» HOW TO COMPLETE THIS TASK
Your answer is to be the count alone: the number of lines in the data below where "with" appears.

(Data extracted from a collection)
====
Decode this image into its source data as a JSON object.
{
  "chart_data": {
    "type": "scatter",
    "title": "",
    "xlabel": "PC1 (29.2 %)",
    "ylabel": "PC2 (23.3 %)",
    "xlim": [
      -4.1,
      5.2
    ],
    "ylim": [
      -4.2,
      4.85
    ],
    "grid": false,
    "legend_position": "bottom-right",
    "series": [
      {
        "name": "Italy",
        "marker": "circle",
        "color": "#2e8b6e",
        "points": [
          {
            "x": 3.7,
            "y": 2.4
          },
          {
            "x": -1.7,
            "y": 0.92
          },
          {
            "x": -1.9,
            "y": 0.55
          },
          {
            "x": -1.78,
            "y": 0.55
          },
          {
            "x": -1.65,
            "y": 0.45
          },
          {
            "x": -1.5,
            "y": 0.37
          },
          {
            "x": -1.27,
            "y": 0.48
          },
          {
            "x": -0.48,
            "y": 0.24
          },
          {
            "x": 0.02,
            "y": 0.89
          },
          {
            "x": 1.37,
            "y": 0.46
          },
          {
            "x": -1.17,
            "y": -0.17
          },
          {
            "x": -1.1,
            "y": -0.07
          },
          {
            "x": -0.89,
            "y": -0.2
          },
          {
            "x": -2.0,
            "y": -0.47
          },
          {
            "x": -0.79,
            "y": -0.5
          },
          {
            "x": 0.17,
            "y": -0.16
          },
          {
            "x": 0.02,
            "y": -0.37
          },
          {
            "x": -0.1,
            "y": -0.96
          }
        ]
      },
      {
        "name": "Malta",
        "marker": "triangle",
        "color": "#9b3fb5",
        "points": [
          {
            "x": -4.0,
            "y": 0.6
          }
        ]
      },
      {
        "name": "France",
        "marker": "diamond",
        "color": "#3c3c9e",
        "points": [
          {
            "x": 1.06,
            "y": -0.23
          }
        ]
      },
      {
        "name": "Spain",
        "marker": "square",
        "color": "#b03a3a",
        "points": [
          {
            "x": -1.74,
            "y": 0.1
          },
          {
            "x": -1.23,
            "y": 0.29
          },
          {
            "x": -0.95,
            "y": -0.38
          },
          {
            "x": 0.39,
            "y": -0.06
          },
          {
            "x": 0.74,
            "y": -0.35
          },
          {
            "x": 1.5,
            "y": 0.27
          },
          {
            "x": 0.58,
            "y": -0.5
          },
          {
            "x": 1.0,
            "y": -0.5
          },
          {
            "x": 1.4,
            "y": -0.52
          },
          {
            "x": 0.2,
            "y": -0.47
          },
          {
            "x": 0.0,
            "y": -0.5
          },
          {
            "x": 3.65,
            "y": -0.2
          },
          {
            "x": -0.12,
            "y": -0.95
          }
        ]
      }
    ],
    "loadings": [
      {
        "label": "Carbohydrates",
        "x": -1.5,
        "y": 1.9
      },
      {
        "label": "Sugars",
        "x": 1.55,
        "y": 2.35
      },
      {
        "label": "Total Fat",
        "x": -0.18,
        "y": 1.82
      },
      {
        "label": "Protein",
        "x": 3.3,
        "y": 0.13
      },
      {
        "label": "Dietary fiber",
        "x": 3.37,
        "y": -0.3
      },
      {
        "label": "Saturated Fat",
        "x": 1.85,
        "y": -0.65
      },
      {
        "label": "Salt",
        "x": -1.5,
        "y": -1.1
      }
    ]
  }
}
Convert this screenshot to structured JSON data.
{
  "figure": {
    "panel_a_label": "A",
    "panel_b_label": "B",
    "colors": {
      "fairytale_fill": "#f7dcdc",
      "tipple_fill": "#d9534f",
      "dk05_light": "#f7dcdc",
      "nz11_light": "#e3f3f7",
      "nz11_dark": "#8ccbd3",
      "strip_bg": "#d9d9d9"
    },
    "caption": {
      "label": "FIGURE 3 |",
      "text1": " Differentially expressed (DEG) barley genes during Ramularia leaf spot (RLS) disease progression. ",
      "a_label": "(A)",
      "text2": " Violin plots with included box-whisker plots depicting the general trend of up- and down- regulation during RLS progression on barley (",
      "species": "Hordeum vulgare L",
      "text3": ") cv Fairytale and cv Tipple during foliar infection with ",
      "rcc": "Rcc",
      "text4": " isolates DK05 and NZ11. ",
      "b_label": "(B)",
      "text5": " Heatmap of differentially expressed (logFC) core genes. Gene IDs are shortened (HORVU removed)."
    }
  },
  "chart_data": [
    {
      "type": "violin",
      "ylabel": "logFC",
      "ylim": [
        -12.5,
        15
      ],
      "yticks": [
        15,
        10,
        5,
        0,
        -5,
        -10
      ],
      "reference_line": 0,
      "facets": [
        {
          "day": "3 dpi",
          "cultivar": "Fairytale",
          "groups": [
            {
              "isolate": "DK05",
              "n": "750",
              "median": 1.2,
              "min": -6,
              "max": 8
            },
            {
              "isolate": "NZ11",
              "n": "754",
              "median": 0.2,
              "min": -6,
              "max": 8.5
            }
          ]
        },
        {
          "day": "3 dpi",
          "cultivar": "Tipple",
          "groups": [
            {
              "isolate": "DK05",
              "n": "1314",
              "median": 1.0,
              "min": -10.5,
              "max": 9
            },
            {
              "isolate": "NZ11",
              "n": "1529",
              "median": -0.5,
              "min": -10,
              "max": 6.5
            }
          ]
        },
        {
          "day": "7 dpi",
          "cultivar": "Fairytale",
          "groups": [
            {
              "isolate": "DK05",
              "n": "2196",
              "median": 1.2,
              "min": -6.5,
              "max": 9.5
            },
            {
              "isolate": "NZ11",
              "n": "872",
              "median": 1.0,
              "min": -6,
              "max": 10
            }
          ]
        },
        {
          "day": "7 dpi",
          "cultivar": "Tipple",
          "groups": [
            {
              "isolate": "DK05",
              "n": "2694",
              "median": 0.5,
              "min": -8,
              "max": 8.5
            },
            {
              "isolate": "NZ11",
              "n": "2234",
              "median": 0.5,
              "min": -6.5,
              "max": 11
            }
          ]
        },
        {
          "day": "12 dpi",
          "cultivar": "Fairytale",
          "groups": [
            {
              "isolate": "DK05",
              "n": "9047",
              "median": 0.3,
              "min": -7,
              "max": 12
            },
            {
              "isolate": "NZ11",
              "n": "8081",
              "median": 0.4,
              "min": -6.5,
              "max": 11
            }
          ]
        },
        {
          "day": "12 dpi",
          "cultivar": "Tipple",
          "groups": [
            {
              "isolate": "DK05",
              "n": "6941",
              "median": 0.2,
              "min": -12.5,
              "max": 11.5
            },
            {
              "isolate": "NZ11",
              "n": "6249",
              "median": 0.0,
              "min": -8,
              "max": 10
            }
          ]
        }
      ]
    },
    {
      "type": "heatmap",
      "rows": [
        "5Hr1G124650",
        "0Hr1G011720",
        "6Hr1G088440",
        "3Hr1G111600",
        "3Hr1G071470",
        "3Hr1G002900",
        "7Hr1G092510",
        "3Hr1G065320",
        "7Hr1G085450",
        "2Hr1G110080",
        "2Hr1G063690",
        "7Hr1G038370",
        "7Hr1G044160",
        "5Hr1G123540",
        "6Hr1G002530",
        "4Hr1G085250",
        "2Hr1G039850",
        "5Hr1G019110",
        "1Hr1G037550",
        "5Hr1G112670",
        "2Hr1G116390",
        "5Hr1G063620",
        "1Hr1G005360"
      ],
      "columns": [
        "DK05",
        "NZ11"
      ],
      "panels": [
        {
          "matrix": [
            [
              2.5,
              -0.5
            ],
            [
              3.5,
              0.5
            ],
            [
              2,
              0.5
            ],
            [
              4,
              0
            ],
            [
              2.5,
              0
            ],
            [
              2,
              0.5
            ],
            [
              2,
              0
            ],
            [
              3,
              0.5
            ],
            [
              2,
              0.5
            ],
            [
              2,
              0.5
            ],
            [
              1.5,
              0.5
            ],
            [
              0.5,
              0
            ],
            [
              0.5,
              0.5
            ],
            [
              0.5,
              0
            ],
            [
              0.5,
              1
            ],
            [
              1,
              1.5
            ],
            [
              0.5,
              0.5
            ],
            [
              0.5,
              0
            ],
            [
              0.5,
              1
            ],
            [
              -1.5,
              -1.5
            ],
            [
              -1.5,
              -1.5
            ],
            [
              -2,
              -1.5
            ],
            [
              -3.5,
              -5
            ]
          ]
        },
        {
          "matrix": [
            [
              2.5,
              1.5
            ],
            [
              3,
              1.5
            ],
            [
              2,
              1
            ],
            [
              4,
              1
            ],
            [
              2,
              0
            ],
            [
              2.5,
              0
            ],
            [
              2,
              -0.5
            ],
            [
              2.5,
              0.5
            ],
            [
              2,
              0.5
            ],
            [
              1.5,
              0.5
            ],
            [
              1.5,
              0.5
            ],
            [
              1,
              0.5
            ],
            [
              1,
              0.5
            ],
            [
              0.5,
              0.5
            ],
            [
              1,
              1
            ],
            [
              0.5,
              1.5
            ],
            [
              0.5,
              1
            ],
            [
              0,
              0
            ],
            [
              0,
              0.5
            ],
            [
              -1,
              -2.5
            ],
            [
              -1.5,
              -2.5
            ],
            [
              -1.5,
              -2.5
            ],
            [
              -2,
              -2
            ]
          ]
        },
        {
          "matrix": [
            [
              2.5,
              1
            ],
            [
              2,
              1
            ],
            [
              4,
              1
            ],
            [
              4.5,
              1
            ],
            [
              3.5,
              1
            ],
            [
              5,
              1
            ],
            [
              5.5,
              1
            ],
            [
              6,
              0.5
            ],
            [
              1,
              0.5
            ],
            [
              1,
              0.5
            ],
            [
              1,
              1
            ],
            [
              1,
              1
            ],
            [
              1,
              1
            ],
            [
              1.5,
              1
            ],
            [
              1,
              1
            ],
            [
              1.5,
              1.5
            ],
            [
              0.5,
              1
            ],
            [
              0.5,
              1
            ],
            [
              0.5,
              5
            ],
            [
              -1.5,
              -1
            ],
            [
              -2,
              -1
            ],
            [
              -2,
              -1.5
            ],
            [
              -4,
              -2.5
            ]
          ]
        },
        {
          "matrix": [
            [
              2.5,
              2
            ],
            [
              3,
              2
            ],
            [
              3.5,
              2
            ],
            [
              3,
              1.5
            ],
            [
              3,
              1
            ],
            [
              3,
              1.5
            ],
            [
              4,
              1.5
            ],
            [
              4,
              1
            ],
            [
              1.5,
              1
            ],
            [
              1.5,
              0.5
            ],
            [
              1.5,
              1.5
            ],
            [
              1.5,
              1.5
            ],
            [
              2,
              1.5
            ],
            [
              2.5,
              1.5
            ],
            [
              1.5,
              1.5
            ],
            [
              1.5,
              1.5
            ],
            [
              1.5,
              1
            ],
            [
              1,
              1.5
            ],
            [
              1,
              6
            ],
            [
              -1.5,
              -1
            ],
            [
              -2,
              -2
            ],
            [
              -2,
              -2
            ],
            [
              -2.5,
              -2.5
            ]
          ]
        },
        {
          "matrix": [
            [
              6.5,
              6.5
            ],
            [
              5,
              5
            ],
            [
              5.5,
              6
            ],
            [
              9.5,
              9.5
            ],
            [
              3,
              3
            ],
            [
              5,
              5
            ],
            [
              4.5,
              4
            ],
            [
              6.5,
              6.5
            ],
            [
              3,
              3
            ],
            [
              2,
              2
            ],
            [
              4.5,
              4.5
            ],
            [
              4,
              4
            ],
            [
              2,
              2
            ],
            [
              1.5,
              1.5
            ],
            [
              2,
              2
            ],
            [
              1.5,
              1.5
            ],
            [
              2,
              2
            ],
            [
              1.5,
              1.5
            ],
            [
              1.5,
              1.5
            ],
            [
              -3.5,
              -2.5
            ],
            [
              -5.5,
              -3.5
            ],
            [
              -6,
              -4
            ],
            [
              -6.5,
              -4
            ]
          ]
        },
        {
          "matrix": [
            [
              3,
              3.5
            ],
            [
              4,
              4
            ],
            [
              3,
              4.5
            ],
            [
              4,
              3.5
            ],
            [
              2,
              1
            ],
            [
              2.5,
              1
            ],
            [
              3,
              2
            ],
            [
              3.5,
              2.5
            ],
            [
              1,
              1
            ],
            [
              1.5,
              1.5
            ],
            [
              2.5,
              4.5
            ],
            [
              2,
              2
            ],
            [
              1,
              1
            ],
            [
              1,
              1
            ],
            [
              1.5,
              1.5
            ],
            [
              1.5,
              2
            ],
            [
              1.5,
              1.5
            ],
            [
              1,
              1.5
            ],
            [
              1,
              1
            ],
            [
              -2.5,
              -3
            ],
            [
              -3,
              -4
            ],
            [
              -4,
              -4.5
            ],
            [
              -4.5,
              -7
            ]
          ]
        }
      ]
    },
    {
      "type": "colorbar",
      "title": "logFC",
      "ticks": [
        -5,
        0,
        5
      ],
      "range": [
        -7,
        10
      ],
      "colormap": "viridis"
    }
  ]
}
====
» EXERCISE ANSWER
2